:: Exercise details ::
Copy each line that contains the word "вещества".
[Begin Data supplied]
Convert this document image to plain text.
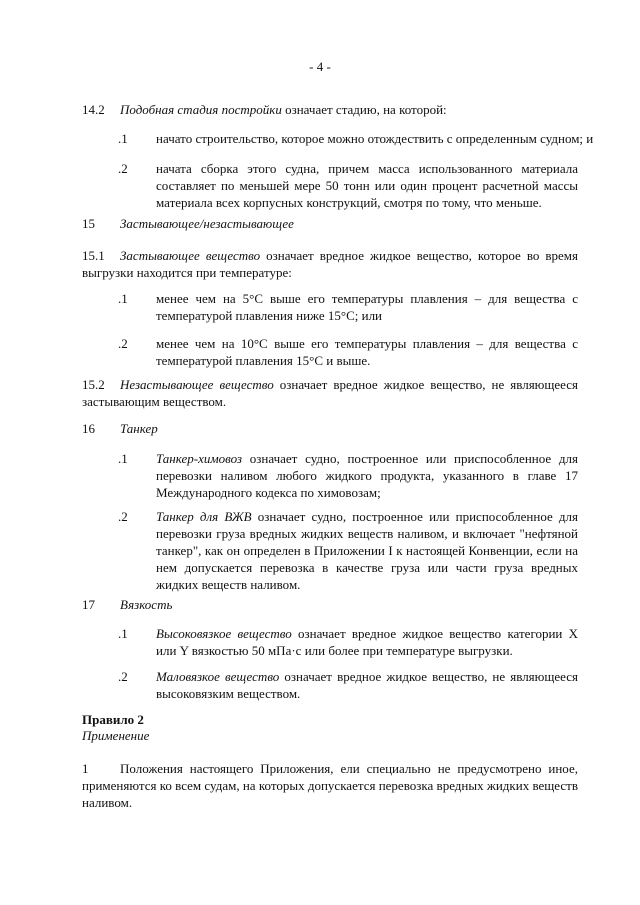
- 4 -
14.2 Подобная стадия постройки означает стадию, на которой:
.1 начато строительство, которое можно отождествить с определенным судном; и
.2 начата сборка этого судна, причем масса использованного материала составляет по меньшей мере 50 тонн или один процент расчетной массы материала всех корпусных конструкций, смотря по тому, что меньше.
15 Застывающее/незастывающее
15.1	Застывающее вещество означает вредное жидкое вещество, которое во время выгрузки находится при температуре:
.1 менее чем на 5°С выше его температуры плавления – для вещества с температурой плавления ниже 15°С; или
.2 менее чем на 10°С выше его температуры плавления – для вещества с температурой плавления 15°С и выше.
15.2	Незастывающее вещество означает вредное жидкое вещество, не являющееся застывающим веществом.
16 Танкер
.1 Танкер-химовоз означает судно, построенное или приспособленное для перевозки наливом любого жидкого продукта, указанного в главе 17 Международного кодекса по химовозам;
.2 Танкер для ВЖВ означает судно, построенное или приспособленное для перевозки груза вредных жидких веществ наливом, и включает "нефтяной танкер", как он определен в Приложении I к настоящей Конвенции, если на нем допускается перевозка в качестве груза или части груза вредных жидких веществ наливом.
17 Вязкость
.1 Высоковязкое вещество означает вредное жидкое вещество категории X или Y вязкостью 50 мПа·с или более при температуре выгрузки.
.2 Маловязкое вещество означает вредное жидкое вещество, не являющееся высоковязким веществом.
Правило 2
Применение
1	Положения настоящего Приложения, ели специально не предусмотрено иное, применяются ко всем судам, на которых допускается перевозка вредных жидких веществ наливом.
[End Data supplied]
:: Solution to this task ::
.1 менее чем на 5°С выше его температуры плавления – для вещества с температурой плавления ниже 15°С; или
.2 менее чем на 10°С выше его температуры плавления – для вещества с температурой плавления 15°С и выше.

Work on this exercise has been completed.